◆ **Requirement 1**
Reproduce the entry lines verbatim, starting with the line containing "filter-icon[interactable] [648,1350,676,1378]" and ending with the line containing "signal-icon [544,40,580,64]", both included.

◆ **Selection**
** begin **

Funding Your Business
How will you finance your business? You can ask friends and family to invest in your business, pursue a business loan at your local bank, seek out angel investors, or pursue social lending online. If you have previously applied for a business loan at a bank and been denied, you can apply for a SBA loan. For detailed information on funding your new business, see our blog article How to Finance Your Business.

Finding a Location
Whether you are looking to rent or own a space for your business, you should be sure to do some due diligence before committing to any property. You especially want to ensure that you are operating in a space that is safe, accessible to both employees and customers, and free from a high concentration of competitors. A commercial realtor can help you to narrow options. Once you determine an attractive and affordable location, be sure to check your local city zoning requirements to ensure that your type of business can operate legally in the location you have chosen. It is also a good idea to consult an attorney prior to signing any commercial lease.

** end **

◆ **Available data**
** begin **

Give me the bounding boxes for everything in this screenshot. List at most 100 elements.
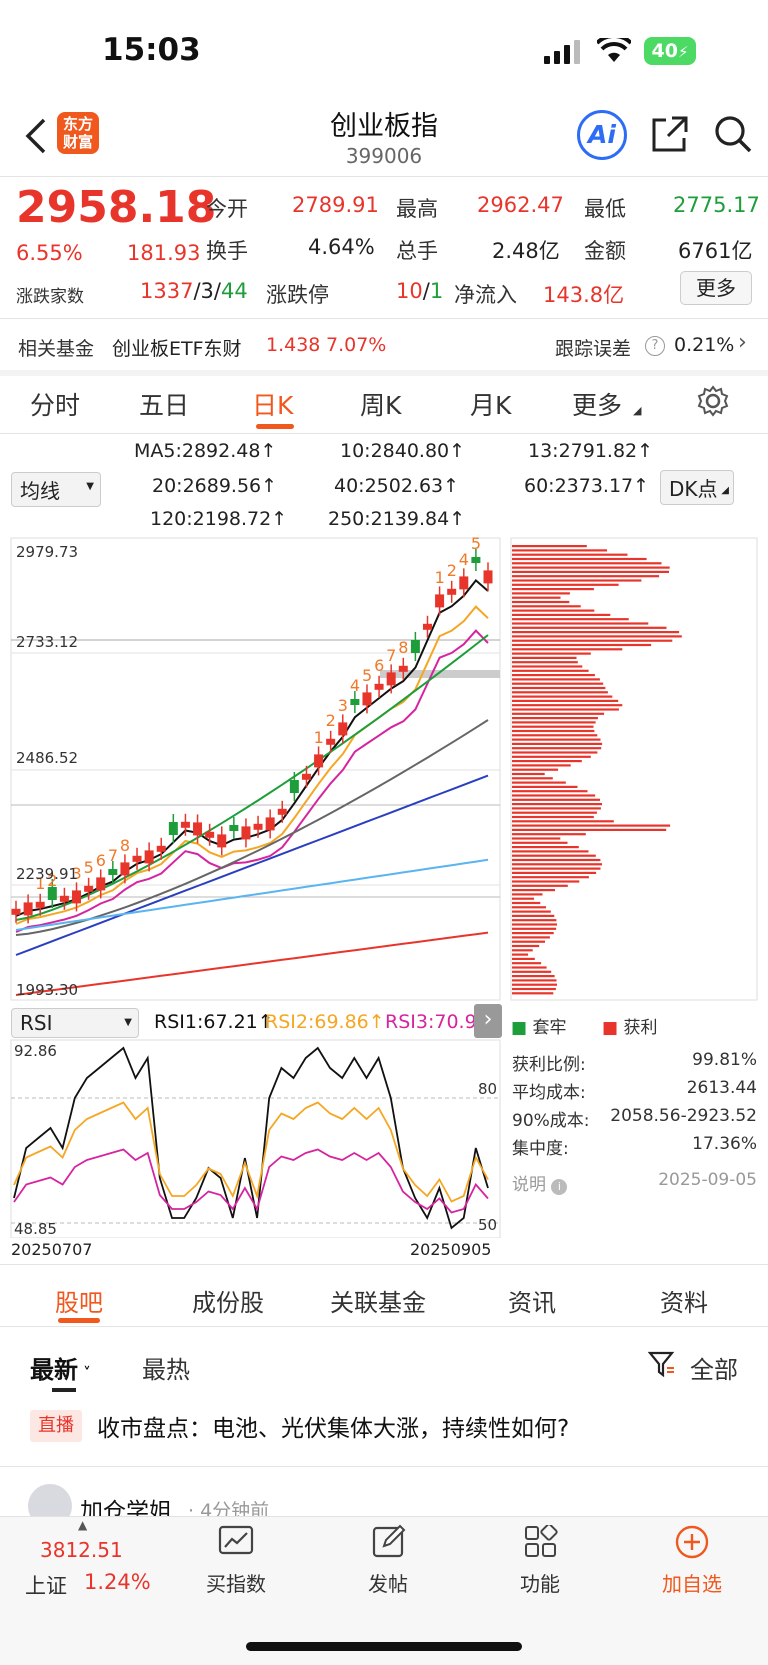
filter-icon[interactable] [648,1350,676,1378]
candle-body [386,672,396,686]
volume-value: 2.48亿 [492,239,560,263]
tab-related-funds[interactable]: 关联基金 [330,1289,426,1317]
more-label: 更多 [696,276,736,300]
signal-marker: 1 [435,568,445,587]
candle-body [398,665,408,672]
indicator-select[interactable]: RSI ▼ [11,1008,139,1038]
price-label-bottom: 1993.30 [16,981,78,999]
settings-icon[interactable] [697,385,729,417]
ma-select[interactable]: 均线 ▼ [11,472,101,507]
chip-bar [512,760,582,763]
tab-guba[interactable]: 股吧 [55,1289,103,1317]
flat-count: 3 [200,279,214,303]
ma40-value: 40:2502.63↑ [334,475,460,497]
signal-marker: 2 [447,561,457,580]
tab-constituents[interactable]: 成份股 [192,1289,264,1317]
sh-index-price[interactable]: 3812.51 [40,1538,123,1562]
expand-arrow-icon[interactable]: › [474,1004,502,1038]
chip-label: 90%成本: [512,1111,590,1131]
sub-tab-hot[interactable]: 最热 [142,1356,190,1384]
chip-note[interactable]: 说明 i [512,1170,568,1195]
sub-tab-newest[interactable]: 最新 ˅ [30,1350,91,1385]
ma5-value: MA5:2892.48↑ [134,440,277,462]
tab-daily-k[interactable]: 日K [252,391,294,420]
share-icon[interactable] [652,116,688,152]
signal-marker: 8 [120,836,130,855]
candle-body [277,808,287,815]
nav-post[interactable]: 发帖 [368,1572,408,1596]
high-value: 2962.47 [477,193,564,217]
fund-label: 相关基金 [18,338,95,360]
search-icon[interactable] [713,114,753,154]
help-icon[interactable]: ? [645,336,665,356]
dk-select[interactable]: DK点 ◢ [660,470,734,505]
chip-bar [512,566,670,569]
chip-value: 99.81% [692,1050,757,1070]
chart-icon[interactable] [218,1525,254,1557]
chip-bar [512,682,604,685]
tab-more[interactable]: 更多 [572,391,623,420]
more-button[interactable]: 更多 [680,271,752,305]
rsi-chart[interactable]: 92.86 48.85 80 50 [0,1038,510,1238]
chip-value: 2058.56-2923.52 [610,1106,757,1126]
up-count: 1337 [140,279,194,303]
tab-monthly-k[interactable]: 月K [470,391,512,420]
status-bar: 15:03 40⚡ [0,0,768,100]
nav-add-watchlist[interactable]: 加自选 [662,1572,722,1596]
signal-icon [544,40,580,64]
tab-intraday[interactable]: 分时 [30,391,81,420]
caret-down-icon: ▼ [86,481,94,492]
sh-index-label[interactable]: 上证 [25,1574,67,1598]
chip-bar [512,979,557,982]
low-label: 最低 [584,197,626,221]
filter-all[interactable]: 全部 [690,1356,738,1384]
tab-news[interactable]: 资讯 [508,1289,556,1317]
chip-bar [512,674,595,677]
sub-tab-underline [52,1388,76,1392]
signal-marker: 3 [72,864,82,883]
chip-bar [512,992,554,995]
nav-functions[interactable]: 功能 [520,1572,560,1596]
amount-value: 6761亿 [678,239,753,263]
limit-down-count: 1 [429,279,444,303]
chip-bar [512,635,682,638]
ai-button[interactable]: Ai [577,110,627,160]
signal-marker: 6 [96,851,106,870]
chip-bar [512,880,580,883]
chip-bar [512,876,589,879]
candle-body [459,576,469,590]
sh-index-pct[interactable]: 1.24% [84,1570,151,1594]
chip-bar [512,781,566,784]
tab-profile[interactable]: 资料 [660,1289,708,1317]
chip-bar [512,708,619,711]
chip-bar [512,790,588,793]
track-value: 0.21% [674,334,735,356]
live-title: 收市盘点：电池、光伏集体大涨，持续性如何? [97,1416,570,1442]
price-label-2: 2733.12 [16,633,78,651]
chip-bar [512,794,596,797]
chip-bar [512,652,591,655]
chip-bar [512,695,613,698]
fund-price: 1.438 [266,334,321,356]
amount-label: 金额 [584,239,626,263]
edit-icon[interactable] [372,1524,406,1558]
candle-body [241,826,251,840]
status-time: 15:03 [102,32,201,68]
chip-bar [512,656,577,659]
chip-bar [512,557,647,561]
candle-body [180,821,190,828]
grid-icon[interactable] [524,1525,558,1559]
add-circle-icon[interactable] [674,1524,710,1560]
change-percent: 6.55% [16,241,83,265]
tab-5day[interactable]: 五日 [139,391,190,420]
back-icon[interactable] [24,118,48,154]
tab-weekly-k[interactable]: 周K [360,391,402,420]
info-icon: i [551,1179,568,1195]
chip-bar [512,837,561,840]
ma-line [15,578,489,917]
nav-buy-index[interactable]: 买指数 [206,1572,266,1596]
signal-marker: 1 [314,728,324,747]
chip-bar [512,609,595,612]
candle-body [326,738,336,745]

** end **

◆ **Requirement 2**
List the financing options given in the business-startup text's sentence that begins "You can ask friends and family".

◆ **Finished answer 1**
filter-icon[interactable] [648,1350,676,1378]
candle-body [386,672,396,686]
volume-value: 2.48亿 [492,239,560,263]
tab-related-funds[interactable]: 关联基金 [330,1289,426,1317]
more-label: 更多 [696,276,736,300]
signal-marker: 1 [435,568,445,587]
candle-body [398,665,408,672]
indicator-select[interactable]: RSI ▼ [11,1008,139,1038]
price-label-bottom: 1993.30 [16,981,78,999]
settings-icon[interactable] [697,385,729,417]
ma-select[interactable]: 均线 ▼ [11,472,101,507]
chip-bar [512,760,582,763]
tab-guba[interactable]: 股吧 [55,1289,103,1317]
flat-count: 3 [200,279,214,303]
ma40-value: 40:2502.63↑ [334,475,460,497]
signal-marker: 2 [447,561,457,580]
tab-constituents[interactable]: 成份股 [192,1289,264,1317]
sh-index-price[interactable]: 3812.51 [40,1538,123,1562]
expand-arrow-icon[interactable]: › [474,1004,502,1038]
chip-label: 90%成本: [512,1111,590,1131]
sub-tab-hot[interactable]: 最热 [142,1356,190,1384]
chip-note[interactable]: 说明 i [512,1170,568,1195]
sub-tab-newest[interactable]: 最新 ˅ [30,1350,91,1385]
ma5-value: MA5:2892.48↑ [134,440,277,462]
tab-daily-k[interactable]: 日K [252,391,294,420]
share-icon[interactable] [652,116,688,152]
signal-marker: 8 [120,836,130,855]
candle-body [277,808,287,815]
nav-post[interactable]: 发帖 [368,1572,408,1596]
high-value: 2962.47 [477,193,564,217]
fund-label: 相关基金 [18,338,95,360]
search-icon[interactable] [713,114,753,154]
help-icon[interactable]: ? [645,336,665,356]
dk-select[interactable]: DK点 ◢ [660,470,734,505]
chip-bar [512,566,670,569]
chip-value: 99.81% [692,1050,757,1070]
chart-icon[interactable] [218,1525,254,1557]
chip-bar [512,682,604,685]
tab-more[interactable]: 更多 [572,391,623,420]
more-button[interactable]: 更多 [680,271,752,305]
rsi-chart[interactable]: 92.86 48.85 80 50 [0,1038,510,1238]
chip-value: 2058.56-2923.52 [610,1106,757,1126]
up-count: 1337 [140,279,194,303]
tab-monthly-k[interactable]: 月K [470,391,512,420]
status-bar: 15:03 40⚡ [0,0,768,100]
nav-add-watchlist[interactable]: 加自选 [662,1572,722,1596]
signal-icon [544,40,580,64]

◆ **Finished answer 2**
- Ask friends and family to invest in your business
- Pursue a business loan at your local bank
- Seek out angel investors
- Pursue social lending online